WHAT TO DO: Print the data exactly, leaving nothing out.

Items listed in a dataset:
** begin **

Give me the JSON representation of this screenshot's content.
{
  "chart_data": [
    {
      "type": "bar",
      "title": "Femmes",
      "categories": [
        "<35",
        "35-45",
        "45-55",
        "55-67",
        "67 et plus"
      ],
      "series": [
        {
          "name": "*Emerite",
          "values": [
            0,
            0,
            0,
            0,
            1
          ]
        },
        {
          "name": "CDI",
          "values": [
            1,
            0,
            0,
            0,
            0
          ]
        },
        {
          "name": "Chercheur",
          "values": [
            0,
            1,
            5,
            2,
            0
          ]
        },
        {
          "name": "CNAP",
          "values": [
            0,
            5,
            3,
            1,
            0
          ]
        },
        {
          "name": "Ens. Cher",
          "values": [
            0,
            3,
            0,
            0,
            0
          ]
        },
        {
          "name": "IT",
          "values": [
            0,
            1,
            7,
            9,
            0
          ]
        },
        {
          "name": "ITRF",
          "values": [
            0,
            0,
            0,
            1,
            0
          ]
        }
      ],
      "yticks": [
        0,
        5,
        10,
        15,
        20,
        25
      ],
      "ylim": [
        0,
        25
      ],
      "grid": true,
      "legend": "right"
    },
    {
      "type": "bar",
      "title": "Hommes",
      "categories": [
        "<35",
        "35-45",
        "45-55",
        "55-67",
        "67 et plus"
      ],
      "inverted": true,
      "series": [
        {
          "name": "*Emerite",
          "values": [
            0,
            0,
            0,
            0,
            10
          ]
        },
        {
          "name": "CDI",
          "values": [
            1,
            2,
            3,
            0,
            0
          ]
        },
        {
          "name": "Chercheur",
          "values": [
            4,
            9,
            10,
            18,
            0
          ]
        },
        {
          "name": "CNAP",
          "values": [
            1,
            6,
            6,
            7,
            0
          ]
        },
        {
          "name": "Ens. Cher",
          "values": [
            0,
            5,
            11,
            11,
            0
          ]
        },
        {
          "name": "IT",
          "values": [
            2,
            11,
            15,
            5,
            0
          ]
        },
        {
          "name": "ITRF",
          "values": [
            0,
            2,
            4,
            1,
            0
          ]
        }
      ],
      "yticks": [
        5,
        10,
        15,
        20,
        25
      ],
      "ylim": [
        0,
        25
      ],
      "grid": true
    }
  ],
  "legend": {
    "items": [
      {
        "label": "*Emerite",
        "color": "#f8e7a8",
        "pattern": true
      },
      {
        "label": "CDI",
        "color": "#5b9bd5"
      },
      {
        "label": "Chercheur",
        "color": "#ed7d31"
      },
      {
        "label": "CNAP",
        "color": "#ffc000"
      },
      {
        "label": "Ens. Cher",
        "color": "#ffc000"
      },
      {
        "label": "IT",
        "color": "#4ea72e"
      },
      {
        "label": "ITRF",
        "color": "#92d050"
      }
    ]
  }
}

** end **

THE REPLY:
Give me the JSON representation of this screenshot's content.
{
  "chart_data": [
    {
      "type": "bar",
      "title": "Femmes",
      "categories": [
        "<35",
        "35-45",
        "45-55",
        "55-67",
        "67 et plus"
      ],
      "series": [
        {
          "name": "*Emerite",
          "values": [
            0,
            0,
            0,
            0,
            1
          ]
        },
        {
          "name": "CDI",
          "values": [
            1,
            0,
            0,
            0,
            0
          ]
        },
        {
          "name": "Chercheur",
          "values": [
            0,
            1,
            5,
            2,
            0
          ]
        },
        {
          "name": "CNAP",
          "values": [
            0,
            5,
            3,
            1,
            0
          ]
        },
        {
          "name": "Ens. Cher",
          "values": [
            0,
            3,
            0,
            0,
            0
          ]
        },
        {
          "name": "IT",
          "values": [
            0,
            1,
            7,
            9,
            0
          ]
        },
        {
          "name": "ITRF",
          "values": [
            0,
            0,
            0,
            1,
            0
          ]
        }
      ],
      "yticks": [
        0,
        5,
        10,
        15,
        20,
        25
      ],
      "ylim": [
        0,
        25
      ],
      "grid": true,
      "legend": "right"
    },
    {
      "type": "bar",
      "title": "Hommes",
      "categories": [
        "<35",
        "35-45",
        "45-55",
        "55-67",
        "67 et plus"
      ],
      "inverted": true,
      "series": [
        {
          "name": "*Emerite",
          "values": [
            0,
            0,
            0,
            0,
            10
          ]
        },
        {
          "name": "CDI",
          "values": [
            1,
            2,
            3,
            0,
            0
          ]
        },
        {
          "name": "Chercheur",
          "values": [
            4,
            9,
            10,
            18,
            0
          ]
        },
        {
          "name": "CNAP",
          "values": [
            1,
            6,
            6,
            7,
            0
          ]
        },
        {
          "name": "Ens. Cher",
          "values": [
            0,
            5,
            11,
            11,
            0
          ]
        },
        {
          "name": "IT",
          "values": [
            2,
            11,
            15,
            5,
            0
          ]
        },
        {
          "name": "ITRF",
          "values": [
            0,
            2,
            4,
            1,
            0
          ]
        }
      ],
      "yticks": [
        5,
        10,
        15,
        20,
        25
      ],
      "ylim": [
        0,
        25
      ],
      "grid": true
    }
  ],
  "legend": {
    "items": [
      {
        "label": "*Emerite",
        "color": "#f8e7a8",
        "pattern": true
      },
      {
        "label": "CDI",
        "color": "#5b9bd5"
      },
      {
        "label": "Chercheur",
        "color": "#ed7d31"
      },
      {
        "label": "CNAP",
        "color": "#ffc000"
      },
      {
        "label": "Ens. Cher",
        "color": "#ffc000"
      },
      {
        "label": "IT",
        "color": "#4ea72e"
      },
      {
        "label": "ITRF",
        "color": "#92d050"
      }
    ]
  }
}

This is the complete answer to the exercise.